* begin Recorded data *

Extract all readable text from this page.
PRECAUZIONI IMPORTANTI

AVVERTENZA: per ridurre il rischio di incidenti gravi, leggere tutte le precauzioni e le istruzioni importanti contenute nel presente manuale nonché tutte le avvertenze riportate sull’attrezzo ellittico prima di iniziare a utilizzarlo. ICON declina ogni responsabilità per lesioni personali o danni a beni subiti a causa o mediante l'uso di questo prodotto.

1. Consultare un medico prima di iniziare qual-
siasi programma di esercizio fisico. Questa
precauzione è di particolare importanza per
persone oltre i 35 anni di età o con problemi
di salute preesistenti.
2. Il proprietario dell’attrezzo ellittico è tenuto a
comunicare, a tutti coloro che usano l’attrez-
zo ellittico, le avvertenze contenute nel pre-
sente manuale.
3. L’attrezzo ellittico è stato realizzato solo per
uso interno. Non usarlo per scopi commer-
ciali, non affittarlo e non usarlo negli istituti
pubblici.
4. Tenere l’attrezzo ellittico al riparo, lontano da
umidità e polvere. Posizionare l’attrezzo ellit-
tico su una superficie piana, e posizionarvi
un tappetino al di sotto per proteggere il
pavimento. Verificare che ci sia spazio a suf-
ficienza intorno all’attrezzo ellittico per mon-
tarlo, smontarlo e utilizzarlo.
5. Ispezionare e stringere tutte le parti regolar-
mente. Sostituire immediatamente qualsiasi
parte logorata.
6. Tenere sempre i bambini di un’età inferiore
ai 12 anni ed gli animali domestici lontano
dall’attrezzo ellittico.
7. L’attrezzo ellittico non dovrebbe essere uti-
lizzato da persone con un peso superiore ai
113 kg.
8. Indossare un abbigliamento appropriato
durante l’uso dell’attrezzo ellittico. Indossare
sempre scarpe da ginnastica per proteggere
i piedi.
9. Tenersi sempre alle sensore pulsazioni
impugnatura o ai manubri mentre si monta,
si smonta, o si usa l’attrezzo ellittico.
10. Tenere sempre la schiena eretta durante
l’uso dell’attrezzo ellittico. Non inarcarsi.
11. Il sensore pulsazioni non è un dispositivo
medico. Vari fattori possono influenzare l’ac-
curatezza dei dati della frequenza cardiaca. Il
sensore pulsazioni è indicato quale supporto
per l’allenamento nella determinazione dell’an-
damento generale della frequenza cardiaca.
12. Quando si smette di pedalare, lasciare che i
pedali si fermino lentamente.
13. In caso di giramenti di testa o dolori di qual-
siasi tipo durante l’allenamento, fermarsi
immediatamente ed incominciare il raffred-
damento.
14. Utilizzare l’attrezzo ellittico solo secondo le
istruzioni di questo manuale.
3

* end Recorded data *

> _Work required_:
Tell how many lines include "attrezzo". The number is the whole answer.

> _The output_:
12